-- Material shown start --

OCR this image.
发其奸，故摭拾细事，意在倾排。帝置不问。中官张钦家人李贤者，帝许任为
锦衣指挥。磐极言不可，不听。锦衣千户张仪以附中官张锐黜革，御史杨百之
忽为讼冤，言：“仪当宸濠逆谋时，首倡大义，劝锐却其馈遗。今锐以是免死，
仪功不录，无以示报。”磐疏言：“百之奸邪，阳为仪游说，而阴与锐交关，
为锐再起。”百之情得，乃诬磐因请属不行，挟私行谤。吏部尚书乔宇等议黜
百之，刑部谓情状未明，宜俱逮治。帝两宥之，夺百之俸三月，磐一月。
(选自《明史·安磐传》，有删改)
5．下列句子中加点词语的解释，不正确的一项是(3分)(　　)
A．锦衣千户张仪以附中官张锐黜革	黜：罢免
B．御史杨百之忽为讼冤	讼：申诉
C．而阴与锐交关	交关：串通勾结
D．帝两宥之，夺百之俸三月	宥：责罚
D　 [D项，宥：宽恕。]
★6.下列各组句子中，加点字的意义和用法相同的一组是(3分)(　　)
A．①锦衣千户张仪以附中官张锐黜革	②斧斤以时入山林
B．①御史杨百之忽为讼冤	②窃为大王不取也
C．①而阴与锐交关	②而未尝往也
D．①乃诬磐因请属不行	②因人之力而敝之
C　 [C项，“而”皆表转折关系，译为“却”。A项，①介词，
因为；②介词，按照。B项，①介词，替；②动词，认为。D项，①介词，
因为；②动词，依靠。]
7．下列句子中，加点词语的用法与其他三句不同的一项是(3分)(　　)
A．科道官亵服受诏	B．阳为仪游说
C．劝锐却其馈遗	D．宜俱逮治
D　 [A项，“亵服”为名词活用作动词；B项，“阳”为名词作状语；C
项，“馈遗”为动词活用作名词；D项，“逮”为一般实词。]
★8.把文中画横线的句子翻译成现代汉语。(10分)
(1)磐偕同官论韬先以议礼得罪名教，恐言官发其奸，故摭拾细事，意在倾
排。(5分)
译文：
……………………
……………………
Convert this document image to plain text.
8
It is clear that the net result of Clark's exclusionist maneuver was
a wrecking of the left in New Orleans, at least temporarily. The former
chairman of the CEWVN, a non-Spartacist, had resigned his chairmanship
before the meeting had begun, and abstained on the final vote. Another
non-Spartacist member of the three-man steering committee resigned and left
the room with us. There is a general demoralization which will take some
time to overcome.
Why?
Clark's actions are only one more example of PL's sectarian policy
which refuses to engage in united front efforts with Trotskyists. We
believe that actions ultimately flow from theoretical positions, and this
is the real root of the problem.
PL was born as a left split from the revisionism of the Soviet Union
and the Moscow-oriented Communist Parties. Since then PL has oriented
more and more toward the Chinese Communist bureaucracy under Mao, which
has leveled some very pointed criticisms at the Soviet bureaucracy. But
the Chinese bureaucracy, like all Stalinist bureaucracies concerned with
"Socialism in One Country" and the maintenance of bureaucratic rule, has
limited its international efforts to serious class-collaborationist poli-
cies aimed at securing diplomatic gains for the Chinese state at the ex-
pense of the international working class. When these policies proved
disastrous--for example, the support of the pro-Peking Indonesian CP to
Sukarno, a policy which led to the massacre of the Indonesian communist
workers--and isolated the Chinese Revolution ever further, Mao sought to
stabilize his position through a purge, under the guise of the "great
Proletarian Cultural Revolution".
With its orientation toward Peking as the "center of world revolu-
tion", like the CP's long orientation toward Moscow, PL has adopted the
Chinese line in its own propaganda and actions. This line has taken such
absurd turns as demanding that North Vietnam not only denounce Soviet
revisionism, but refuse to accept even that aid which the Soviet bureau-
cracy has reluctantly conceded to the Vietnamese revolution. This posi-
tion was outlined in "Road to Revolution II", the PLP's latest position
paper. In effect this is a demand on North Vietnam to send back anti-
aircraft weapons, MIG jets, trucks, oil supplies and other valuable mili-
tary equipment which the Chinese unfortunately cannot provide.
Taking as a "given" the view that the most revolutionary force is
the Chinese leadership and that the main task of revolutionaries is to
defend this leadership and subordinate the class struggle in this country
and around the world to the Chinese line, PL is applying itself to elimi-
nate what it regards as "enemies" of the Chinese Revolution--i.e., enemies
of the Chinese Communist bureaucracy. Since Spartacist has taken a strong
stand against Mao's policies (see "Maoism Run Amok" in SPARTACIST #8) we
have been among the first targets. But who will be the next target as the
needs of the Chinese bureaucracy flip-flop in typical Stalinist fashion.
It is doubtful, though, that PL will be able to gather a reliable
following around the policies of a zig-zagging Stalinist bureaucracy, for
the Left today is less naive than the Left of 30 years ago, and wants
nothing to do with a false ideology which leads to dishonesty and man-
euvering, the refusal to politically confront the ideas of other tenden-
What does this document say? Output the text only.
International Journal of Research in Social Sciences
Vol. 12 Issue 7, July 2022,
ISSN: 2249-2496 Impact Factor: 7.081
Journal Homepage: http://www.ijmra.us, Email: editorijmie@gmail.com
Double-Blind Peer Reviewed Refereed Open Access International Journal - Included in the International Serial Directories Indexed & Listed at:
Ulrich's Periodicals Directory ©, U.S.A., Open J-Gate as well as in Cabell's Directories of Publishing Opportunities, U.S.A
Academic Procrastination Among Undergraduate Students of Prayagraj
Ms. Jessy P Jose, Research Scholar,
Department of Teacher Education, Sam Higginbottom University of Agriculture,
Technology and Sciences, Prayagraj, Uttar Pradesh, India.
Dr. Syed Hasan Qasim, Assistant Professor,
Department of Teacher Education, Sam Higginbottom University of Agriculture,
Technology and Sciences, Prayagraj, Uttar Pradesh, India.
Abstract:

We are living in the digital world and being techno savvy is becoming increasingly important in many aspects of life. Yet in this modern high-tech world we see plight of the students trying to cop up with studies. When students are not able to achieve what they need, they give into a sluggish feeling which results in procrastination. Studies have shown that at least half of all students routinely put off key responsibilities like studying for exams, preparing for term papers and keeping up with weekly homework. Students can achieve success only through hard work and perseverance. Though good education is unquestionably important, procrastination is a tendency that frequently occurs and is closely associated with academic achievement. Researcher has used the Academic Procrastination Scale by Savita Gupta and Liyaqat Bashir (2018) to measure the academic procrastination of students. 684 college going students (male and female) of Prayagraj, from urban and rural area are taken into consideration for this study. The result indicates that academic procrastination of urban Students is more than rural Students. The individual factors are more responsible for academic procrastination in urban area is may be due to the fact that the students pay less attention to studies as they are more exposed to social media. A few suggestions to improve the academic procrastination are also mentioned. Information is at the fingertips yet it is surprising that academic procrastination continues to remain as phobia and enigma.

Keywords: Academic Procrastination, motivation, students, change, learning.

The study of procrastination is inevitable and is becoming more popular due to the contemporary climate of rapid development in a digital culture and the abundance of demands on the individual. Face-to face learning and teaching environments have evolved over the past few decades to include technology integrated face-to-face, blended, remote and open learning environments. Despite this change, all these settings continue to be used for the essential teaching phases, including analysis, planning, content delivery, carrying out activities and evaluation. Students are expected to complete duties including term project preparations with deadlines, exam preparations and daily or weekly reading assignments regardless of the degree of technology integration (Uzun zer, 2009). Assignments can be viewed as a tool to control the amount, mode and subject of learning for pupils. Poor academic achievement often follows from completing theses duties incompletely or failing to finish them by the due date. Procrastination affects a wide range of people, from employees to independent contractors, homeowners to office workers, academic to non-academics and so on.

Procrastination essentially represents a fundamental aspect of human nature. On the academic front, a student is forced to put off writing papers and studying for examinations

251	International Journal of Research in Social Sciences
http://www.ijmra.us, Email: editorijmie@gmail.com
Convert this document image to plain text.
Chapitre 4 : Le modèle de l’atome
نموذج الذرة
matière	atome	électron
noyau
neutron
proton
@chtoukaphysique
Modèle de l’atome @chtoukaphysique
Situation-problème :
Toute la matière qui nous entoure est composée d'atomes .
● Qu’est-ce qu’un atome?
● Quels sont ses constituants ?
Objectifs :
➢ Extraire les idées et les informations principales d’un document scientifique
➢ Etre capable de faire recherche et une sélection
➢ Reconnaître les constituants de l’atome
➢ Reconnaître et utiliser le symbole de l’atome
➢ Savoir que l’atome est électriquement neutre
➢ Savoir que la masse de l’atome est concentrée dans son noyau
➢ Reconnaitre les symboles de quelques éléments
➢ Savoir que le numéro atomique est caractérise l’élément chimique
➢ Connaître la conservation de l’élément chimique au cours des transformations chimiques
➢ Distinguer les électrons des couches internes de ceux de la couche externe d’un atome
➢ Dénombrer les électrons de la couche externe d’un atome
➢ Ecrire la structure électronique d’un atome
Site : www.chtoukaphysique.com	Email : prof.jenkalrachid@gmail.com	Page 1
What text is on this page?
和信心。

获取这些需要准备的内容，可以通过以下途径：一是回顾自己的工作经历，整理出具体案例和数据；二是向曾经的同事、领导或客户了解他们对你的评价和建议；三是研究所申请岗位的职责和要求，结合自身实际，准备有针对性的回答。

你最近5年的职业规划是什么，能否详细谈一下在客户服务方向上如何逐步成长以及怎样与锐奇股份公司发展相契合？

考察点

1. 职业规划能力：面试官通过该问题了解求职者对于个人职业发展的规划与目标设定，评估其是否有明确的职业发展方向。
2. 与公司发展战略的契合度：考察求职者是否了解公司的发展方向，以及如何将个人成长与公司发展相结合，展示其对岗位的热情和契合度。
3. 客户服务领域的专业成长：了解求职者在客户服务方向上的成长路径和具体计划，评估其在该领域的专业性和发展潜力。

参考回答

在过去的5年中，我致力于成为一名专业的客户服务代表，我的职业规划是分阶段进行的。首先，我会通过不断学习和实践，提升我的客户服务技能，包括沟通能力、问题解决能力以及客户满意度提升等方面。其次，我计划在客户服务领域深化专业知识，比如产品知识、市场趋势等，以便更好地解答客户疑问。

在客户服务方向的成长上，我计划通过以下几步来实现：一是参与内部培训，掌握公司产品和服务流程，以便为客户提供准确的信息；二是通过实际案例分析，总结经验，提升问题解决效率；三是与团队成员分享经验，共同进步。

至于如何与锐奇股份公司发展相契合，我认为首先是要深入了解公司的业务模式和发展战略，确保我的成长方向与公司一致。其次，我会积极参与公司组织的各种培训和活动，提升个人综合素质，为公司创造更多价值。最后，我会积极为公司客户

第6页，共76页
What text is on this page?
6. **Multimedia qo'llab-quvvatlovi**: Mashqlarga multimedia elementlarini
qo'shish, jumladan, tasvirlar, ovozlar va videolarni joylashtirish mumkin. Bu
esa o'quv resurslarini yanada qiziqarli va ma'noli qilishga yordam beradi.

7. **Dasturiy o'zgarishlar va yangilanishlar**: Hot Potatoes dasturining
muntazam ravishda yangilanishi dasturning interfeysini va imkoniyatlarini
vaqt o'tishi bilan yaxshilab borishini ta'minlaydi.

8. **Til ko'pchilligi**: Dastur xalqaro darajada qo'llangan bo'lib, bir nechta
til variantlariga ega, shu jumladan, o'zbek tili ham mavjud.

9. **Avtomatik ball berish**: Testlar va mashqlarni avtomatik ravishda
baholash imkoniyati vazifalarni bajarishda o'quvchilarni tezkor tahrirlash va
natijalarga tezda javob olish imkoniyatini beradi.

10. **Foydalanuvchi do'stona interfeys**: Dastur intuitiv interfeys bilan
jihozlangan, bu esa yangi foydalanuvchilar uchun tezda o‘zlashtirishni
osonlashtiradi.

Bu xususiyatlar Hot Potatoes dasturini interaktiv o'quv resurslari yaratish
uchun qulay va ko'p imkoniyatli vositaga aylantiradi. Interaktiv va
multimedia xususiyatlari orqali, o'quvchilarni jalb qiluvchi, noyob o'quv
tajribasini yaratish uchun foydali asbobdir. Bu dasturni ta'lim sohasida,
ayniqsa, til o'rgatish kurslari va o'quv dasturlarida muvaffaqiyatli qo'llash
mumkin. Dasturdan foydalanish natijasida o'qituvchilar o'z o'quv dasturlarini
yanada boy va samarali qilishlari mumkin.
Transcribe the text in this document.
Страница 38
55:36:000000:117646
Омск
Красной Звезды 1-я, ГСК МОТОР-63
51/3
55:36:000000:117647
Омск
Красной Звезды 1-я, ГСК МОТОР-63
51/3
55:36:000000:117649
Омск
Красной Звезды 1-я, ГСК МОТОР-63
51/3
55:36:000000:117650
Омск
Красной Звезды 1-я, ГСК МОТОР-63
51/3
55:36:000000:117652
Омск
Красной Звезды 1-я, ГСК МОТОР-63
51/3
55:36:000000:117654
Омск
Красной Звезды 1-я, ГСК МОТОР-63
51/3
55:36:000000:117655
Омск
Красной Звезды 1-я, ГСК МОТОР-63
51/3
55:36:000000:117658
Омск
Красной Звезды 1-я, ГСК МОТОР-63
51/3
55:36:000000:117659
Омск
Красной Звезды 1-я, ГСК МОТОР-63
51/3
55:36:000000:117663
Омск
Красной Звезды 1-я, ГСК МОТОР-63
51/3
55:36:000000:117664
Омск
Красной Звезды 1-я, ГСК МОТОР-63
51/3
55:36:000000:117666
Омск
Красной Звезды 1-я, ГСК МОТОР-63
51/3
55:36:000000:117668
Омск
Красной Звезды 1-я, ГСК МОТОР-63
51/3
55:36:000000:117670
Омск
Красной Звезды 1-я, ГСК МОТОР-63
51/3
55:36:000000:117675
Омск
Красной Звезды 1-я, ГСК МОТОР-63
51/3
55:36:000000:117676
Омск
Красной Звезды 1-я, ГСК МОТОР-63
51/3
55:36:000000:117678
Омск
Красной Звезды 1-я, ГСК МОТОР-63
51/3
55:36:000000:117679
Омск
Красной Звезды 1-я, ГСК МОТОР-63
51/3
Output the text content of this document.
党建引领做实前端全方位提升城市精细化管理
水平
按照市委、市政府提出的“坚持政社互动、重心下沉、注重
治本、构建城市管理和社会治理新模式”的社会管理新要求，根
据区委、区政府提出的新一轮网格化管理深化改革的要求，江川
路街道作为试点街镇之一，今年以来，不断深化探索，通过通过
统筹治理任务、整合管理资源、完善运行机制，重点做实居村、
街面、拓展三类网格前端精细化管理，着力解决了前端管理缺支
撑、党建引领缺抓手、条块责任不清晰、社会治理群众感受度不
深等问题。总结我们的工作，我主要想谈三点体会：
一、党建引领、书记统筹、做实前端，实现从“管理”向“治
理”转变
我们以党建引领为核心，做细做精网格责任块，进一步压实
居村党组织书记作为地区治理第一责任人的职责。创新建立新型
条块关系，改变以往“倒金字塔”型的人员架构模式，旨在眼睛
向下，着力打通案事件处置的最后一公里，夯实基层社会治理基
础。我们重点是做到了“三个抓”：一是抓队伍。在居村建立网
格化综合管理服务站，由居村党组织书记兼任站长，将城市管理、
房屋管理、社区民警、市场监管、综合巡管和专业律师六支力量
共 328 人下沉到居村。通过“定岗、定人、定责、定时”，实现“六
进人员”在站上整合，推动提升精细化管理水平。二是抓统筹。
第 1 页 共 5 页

-- Material shown end --

» **Requirement**: Look through the entries above; copy each line where the string "orientation" appears.

» **Solution for this exercise**:
With its orientation toward Peking as the "center of world revolu-
tion", like the CP's long orientation toward Moscow, PL has adopted the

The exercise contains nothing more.